• _DIRECTIONS_
Copy every line of the records below word for word, leaving out the pictures.

[Region annotation records]
———
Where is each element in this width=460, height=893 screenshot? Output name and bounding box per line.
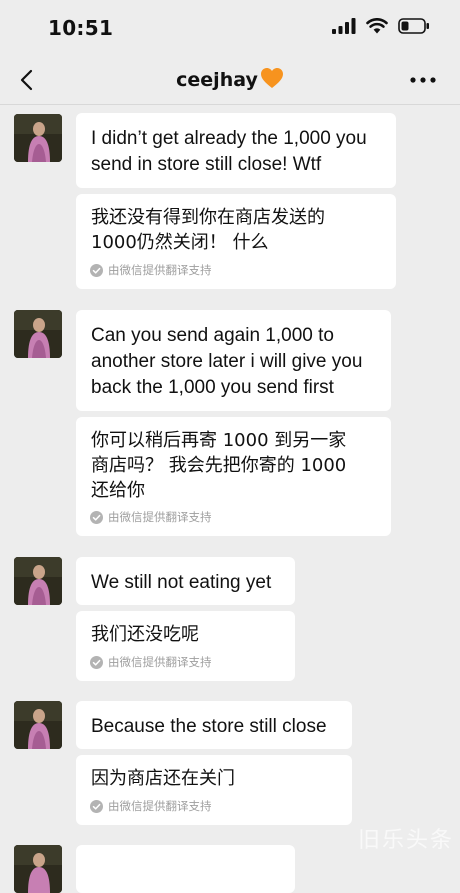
message-text: I didn’t get already the 1,000 you send … [91, 128, 367, 175]
watermark: 旧乐头条 [357, 828, 454, 853]
translation-note: 由微信提供翻译支持 [90, 262, 212, 278]
chat-area[interactable]: I didn’t get already the 1,000 you send … [0, 105, 460, 893]
message-bubble[interactable]: I didn’t get already the 1,000 you send … [76, 113, 396, 188]
translation-text: 因为商店还在关门 [91, 768, 235, 789]
contact-avatar[interactable] [14, 557, 62, 605]
message-text: Because the store still close [91, 716, 327, 737]
status-bar: 10:51 [0, 0, 460, 56]
check-circle-icon [90, 510, 103, 524]
translation-note: 由微信提供翻译支持 [90, 798, 212, 814]
contact-avatar[interactable] [14, 114, 62, 162]
contact-avatar[interactable] [14, 845, 62, 893]
battery-icon [398, 18, 429, 34]
translation-bubble[interactable]: 因为商店还在关门 由微信提供翻译支持 [76, 755, 352, 825]
translation-text: 我们还没吃呢 [91, 624, 199, 645]
contact-avatar[interactable] [14, 310, 62, 358]
translation-text: 你可以稍后再寄 1000 到另一家 商店吗？ 我会先把你寄的 1000 还给你 [91, 430, 347, 501]
message-text: We still not eating yet [91, 572, 272, 593]
translation-bubble[interactable]: 我们还没吃呢 由微信提供翻译支持 [76, 611, 295, 681]
translation-bubble[interactable]: 我还没有得到你在商店发送的 1000仍然关闭！ 什么 由微信提供翻译支持 [76, 194, 396, 289]
translation-note-text: 由微信提供翻译支持 [108, 799, 212, 813]
translation-note: 由微信提供翻译支持 [90, 654, 212, 670]
signal-icon [332, 18, 356, 34]
status-time: 10:51 [48, 16, 114, 40]
translation-note-text: 由微信提供翻译支持 [108, 655, 212, 669]
contact-name: ceejhay [176, 69, 258, 91]
chat-title: ceejhay [0, 67, 460, 91]
message-bubble[interactable] [76, 845, 295, 893]
status-icons [332, 18, 430, 34]
check-circle-icon [90, 655, 103, 669]
wifi-icon [366, 18, 388, 34]
more-dots-icon [410, 77, 436, 83]
translation-note-text: 由微信提供翻译支持 [108, 510, 212, 524]
translation-note: 由微信提供翻译支持 [90, 509, 212, 525]
translation-bubble[interactable]: 你可以稍后再寄 1000 到另一家 商店吗？ 我会先把你寄的 1000 还给你 … [76, 417, 391, 536]
message-bubble[interactable]: Because the store still close [76, 701, 352, 749]
orange-heart-icon [260, 68, 283, 88]
message-bubble[interactable]: Can you send again 1,000 to another stor… [76, 310, 391, 411]
translation-text: 我还没有得到你在商店发送的 1000仍然关闭！ 什么 [91, 207, 325, 253]
translation-note-text: 由微信提供翻译支持 [108, 263, 212, 277]
contact-avatar[interactable] [14, 701, 62, 749]
check-circle-icon [90, 263, 103, 277]
check-circle-icon [90, 799, 103, 813]
more-options-button[interactable] [408, 66, 438, 94]
message-text: Can you send again 1,000 to another stor… [91, 325, 363, 398]
chat-header: ceejhay [0, 56, 460, 105]
message-bubble[interactable]: We still not eating yet [76, 557, 295, 605]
———
• _EXERCISE RESULT_
Where is each element in this width=460, height=893 screenshot? Output name and bounding box per line.
message-text: I didn’t get already the 1,000 you send … [91, 128, 367, 175]
watermark: 旧乐头条 [357, 828, 454, 853]
translation-note: 由微信提供翻译支持 [90, 262, 212, 278]
chat-area[interactable]: I didn’t get already the 1,000 you send … [0, 105, 460, 893]
message-bubble[interactable]: I didn’t get already the 1,000 you send … [76, 113, 396, 188]
translation-text: 因为商店还在关门 [91, 768, 235, 789]
contact-avatar[interactable] [14, 557, 62, 605]
message-text: Because the store still close [91, 716, 327, 737]
status-bar: 10:51 [0, 0, 460, 56]
check-circle-icon [90, 510, 103, 524]
translation-note: 由微信提供翻译支持 [90, 798, 212, 814]
contact-avatar[interactable] [14, 114, 62, 162]
contact-avatar[interactable] [14, 845, 62, 893]
battery-icon [398, 18, 429, 34]
translation-bubble[interactable]: 因为商店还在关门 由微信提供翻译支持 [76, 755, 352, 825]
translation-text: 我们还没吃呢 [91, 624, 199, 645]
contact-avatar[interactable] [14, 310, 62, 358]
translation-text: 你可以稍后再寄 1000 到另一家 商店吗？ 我会先把你寄的 1000 还给你 [91, 430, 347, 501]
message-text: We still not eating yet [91, 572, 272, 593]
translation-bubble[interactable]: 我们还没吃呢 由微信提供翻译支持 [76, 611, 295, 681]
translation-bubble[interactable]: 我还没有得到你在商店发送的 1000仍然关闭！ 什么 由微信提供翻译支持 [76, 194, 396, 289]
translation-note-text: 由微信提供翻译支持 [108, 799, 212, 813]
translation-note: 由微信提供翻译支持 [90, 654, 212, 670]
signal-icon [332, 18, 356, 34]
status-time: 10:51 [48, 16, 114, 40]
translation-note-text: 由微信提供翻译支持 [108, 655, 212, 669]
contact-name: ceejhay [176, 69, 258, 91]
chat-title: ceejhay [0, 67, 460, 91]
message-bubble[interactable] [76, 845, 295, 893]
status-icons [332, 18, 430, 34]
check-circle-icon [90, 655, 103, 669]
wifi-icon [366, 18, 388, 34]
more-dots-icon [410, 77, 436, 83]
translation-note-text: 由微信提供翻译支持 [108, 510, 212, 524]
translation-note: 由微信提供翻译支持 [90, 509, 212, 525]
translation-bubble[interactable]: 你可以稍后再寄 1000 到另一家 商店吗？ 我会先把你寄的 1000 还给你 … [76, 417, 391, 536]
message-bubble[interactable]: Because the store still close [76, 701, 352, 749]
orange-heart-icon [260, 68, 283, 88]
message-bubble[interactable]: Can you send again 1,000 to another stor… [76, 310, 391, 411]
translation-text: 我还没有得到你在商店发送的 1000仍然关闭！ 什么 [91, 207, 325, 253]
translation-note-text: 由微信提供翻译支持 [108, 263, 212, 277]
contact-avatar[interactable] [14, 701, 62, 749]
check-circle-icon [90, 263, 103, 277]
check-circle-icon [90, 799, 103, 813]
more-options-button[interactable] [408, 66, 438, 94]
message-text: Can you send again 1,000 to another stor… [91, 325, 363, 398]
chat-header: ceejhay [0, 56, 460, 105]
message-bubble[interactable]: We still not eating yet [76, 557, 295, 605]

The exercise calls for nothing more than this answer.